Set task:
Pictures in the records should not be copied, but every other part must be repeated exactly.

Entries shown:
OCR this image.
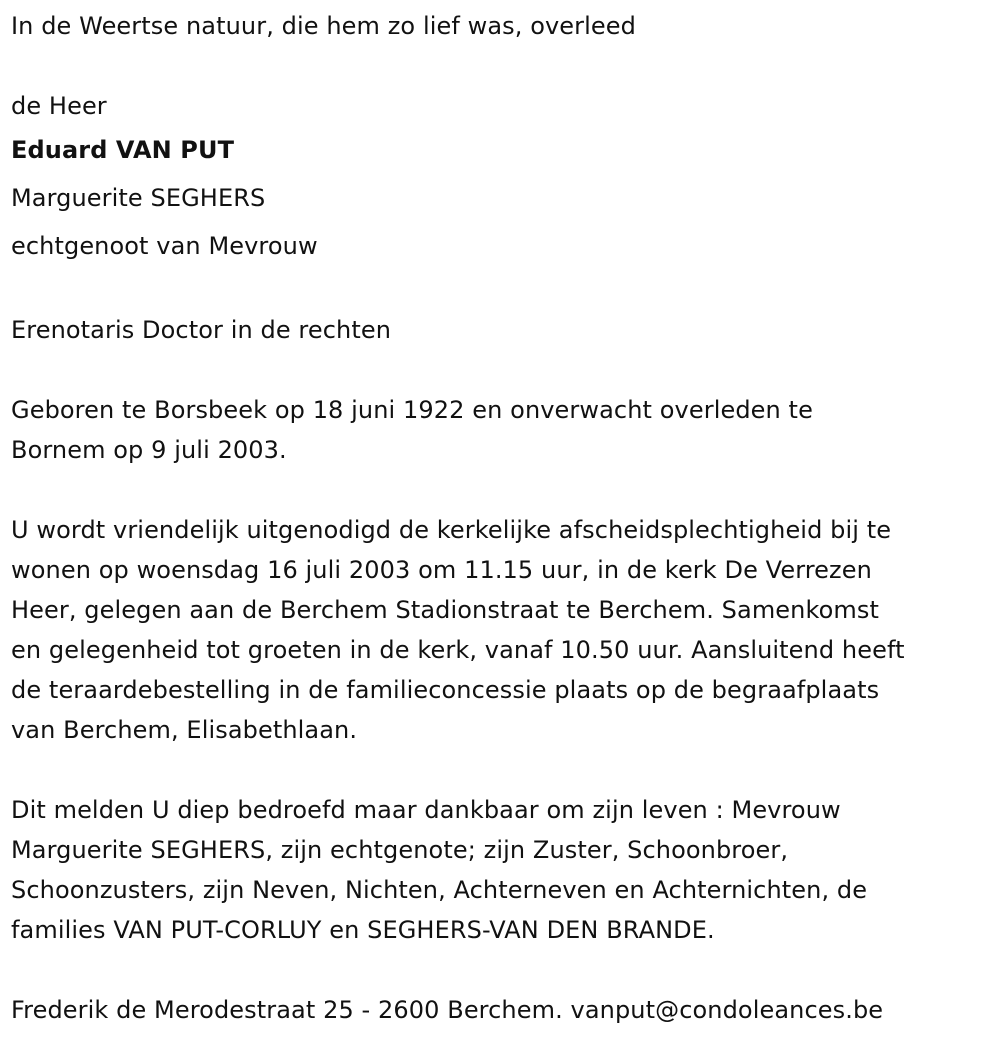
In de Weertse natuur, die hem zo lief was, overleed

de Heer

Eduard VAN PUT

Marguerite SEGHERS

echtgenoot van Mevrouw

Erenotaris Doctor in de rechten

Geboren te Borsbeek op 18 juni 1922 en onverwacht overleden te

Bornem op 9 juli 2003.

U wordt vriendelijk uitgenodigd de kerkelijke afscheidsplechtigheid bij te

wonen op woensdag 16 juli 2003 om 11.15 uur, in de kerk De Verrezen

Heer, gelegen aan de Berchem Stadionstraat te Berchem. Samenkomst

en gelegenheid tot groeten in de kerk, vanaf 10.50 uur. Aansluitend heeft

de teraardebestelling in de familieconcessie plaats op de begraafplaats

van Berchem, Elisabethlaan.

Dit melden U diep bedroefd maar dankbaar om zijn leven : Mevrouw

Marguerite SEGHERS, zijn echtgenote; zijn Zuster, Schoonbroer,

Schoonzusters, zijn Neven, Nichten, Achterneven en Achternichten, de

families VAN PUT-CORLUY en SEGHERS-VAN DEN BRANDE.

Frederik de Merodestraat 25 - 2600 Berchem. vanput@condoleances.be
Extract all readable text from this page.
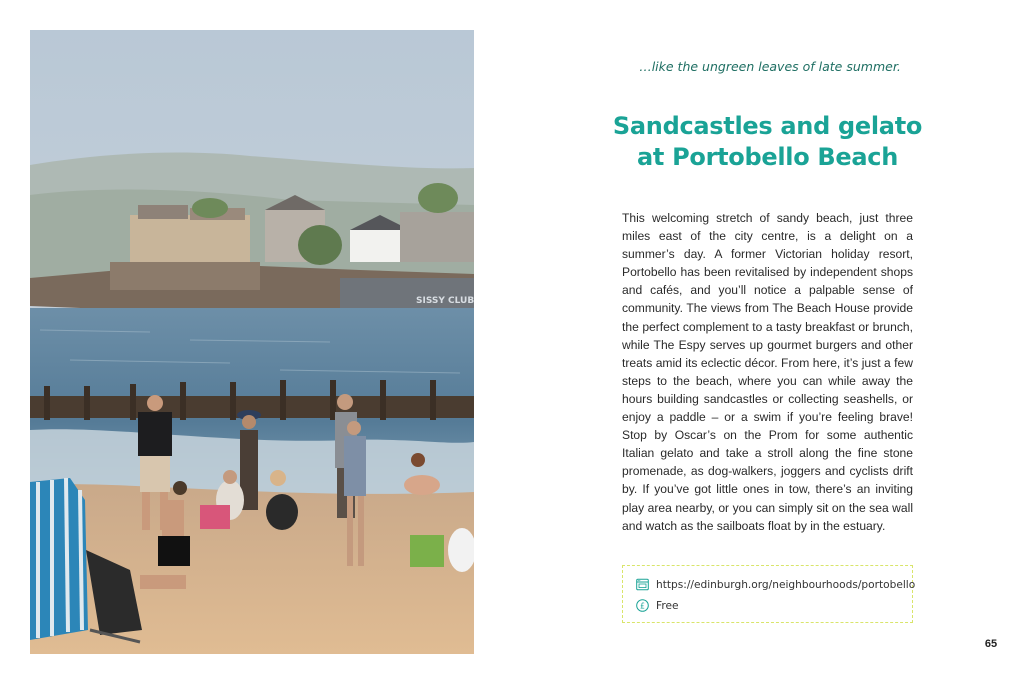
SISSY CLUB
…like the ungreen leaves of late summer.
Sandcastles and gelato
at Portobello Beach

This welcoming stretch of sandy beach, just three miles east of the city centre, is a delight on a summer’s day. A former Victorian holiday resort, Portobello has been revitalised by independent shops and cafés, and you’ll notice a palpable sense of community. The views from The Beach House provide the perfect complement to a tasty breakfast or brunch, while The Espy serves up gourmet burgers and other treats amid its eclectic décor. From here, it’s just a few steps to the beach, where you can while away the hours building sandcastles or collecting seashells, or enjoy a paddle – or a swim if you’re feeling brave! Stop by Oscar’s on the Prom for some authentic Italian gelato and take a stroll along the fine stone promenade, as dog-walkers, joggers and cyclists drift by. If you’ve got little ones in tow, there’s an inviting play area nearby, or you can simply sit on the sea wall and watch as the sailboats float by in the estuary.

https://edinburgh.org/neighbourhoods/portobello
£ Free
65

Answer to this problem:
OCR this image.
In de Weertse natuur, die hem zo lief was, overleed

de Heer

Eduard VAN PUT

Marguerite SEGHERS

echtgenoot van Mevrouw

Erenotaris Doctor in de rechten

Geboren te Borsbeek op 18 juni 1922 en onverwacht overleden te

Bornem op 9 juli 2003.

U wordt vriendelijk uitgenodigd de kerkelijke afscheidsplechtigheid bij te

wonen op woensdag 16 juli 2003 om 11.15 uur, in de kerk De Verrezen

Heer, gelegen aan de Berchem Stadionstraat te Berchem. Samenkomst

en gelegenheid tot groeten in de kerk, vanaf 10.50 uur. Aansluitend heeft

de teraardebestelling in de familieconcessie plaats op de begraafplaats

van Berchem, Elisabethlaan.

Dit melden U diep bedroefd maar dankbaar om zijn leven : Mevrouw

Marguerite SEGHERS, zijn echtgenote; zijn Zuster, Schoonbroer,

Schoonzusters, zijn Neven, Nichten, Achterneven en Achternichten, de

families VAN PUT-CORLUY en SEGHERS-VAN DEN BRANDE.

Frederik de Merodestraat 25 - 2600 Berchem. vanput@condoleances.be
Extract all readable text from this page.
SISSY CLUB
…like the ungreen leaves of late summer.
Sandcastles and gelato
at Portobello Beach

This welcoming stretch of sandy beach, just three miles east of the city centre, is a delight on a summer’s day. A former Victorian holiday resort, Portobello has been revitalised by independent shops and cafés, and you’ll notice a palpable sense of community. The views from The Beach House provide the perfect complement to a tasty breakfast or brunch, while The Espy serves up gourmet burgers and other treats amid its eclectic décor. From here, it’s just a few steps to the beach, where you can while away the hours building sandcastles or collecting seashells, or enjoy a paddle – or a swim if you’re feeling brave! Stop by Oscar’s on the Prom for some authentic Italian gelato and take a stroll along the fine stone promenade, as dog-walkers, joggers and cyclists drift by. If you’ve got little ones in tow, there’s an inviting play area nearby, or you can simply sit on the sea wall and watch as the sailboats float by in the estuary.

https://edinburgh.org/neighbourhoods/portobello
£ Free
65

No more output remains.